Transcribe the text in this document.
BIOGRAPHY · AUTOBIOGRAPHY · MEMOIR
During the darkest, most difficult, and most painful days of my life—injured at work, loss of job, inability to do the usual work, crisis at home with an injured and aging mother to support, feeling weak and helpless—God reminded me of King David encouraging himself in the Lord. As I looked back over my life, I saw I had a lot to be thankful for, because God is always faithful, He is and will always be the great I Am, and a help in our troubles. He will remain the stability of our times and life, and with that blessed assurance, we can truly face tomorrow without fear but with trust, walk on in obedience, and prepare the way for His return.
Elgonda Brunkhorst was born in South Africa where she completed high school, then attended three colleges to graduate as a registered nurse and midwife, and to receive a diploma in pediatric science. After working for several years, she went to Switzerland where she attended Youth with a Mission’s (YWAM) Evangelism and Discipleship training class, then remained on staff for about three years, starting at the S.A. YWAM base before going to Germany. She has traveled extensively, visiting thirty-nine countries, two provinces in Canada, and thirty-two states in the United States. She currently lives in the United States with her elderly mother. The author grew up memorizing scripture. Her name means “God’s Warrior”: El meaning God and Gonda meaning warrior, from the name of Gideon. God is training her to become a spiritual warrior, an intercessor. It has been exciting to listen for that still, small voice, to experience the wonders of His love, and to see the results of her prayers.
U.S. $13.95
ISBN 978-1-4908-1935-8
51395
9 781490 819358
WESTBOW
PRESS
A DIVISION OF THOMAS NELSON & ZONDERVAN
┄┄┄┄┄┄┄┄┄┄
§ What you need to do: Copy out the whole listing exactly.

§ Answer:
Transcribe the text in this document.
BIOGRAPHY · AUTOBIOGRAPHY · MEMOIR
During the darkest, most difficult, and most painful days of my life—injured at work, loss of job, inability to do the usual work, crisis at home with an injured and aging mother to support, feeling weak and helpless—God reminded me of King David encouraging himself in the Lord. As I looked back over my life, I saw I had a lot to be thankful for, because God is always faithful, He is and will always be the great I Am, and a help in our troubles. He will remain the stability of our times and life, and with that blessed assurance, we can truly face tomorrow without fear but with trust, walk on in obedience, and prepare the way for His return.
Elgonda Brunkhorst was born in South Africa where she completed high school, then attended three colleges to graduate as a registered nurse and midwife, and to receive a diploma in pediatric science. After working for several years, she went to Switzerland where she attended Youth with a Mission’s (YWAM) Evangelism and Discipleship training class, then remained on staff for about three years, starting at the S.A. YWAM base before going to Germany. She has traveled extensively, visiting thirty-nine countries, two provinces in Canada, and thirty-two states in the United States. She currently lives in the United States with her elderly mother. The author grew up memorizing scripture. Her name means “God’s Warrior”: El meaning God and Gonda meaning warrior, from the name of Gideon. God is training her to become a spiritual warrior, an intercessor. It has been exciting to listen for that still, small voice, to experience the wonders of His love, and to see the results of her prayers.
U.S. $13.95
ISBN 978-1-4908-1935-8
51395
9 781490 819358
WESTBOW
PRESS
A DIVISION OF THOMAS NELSON & ZONDERVAN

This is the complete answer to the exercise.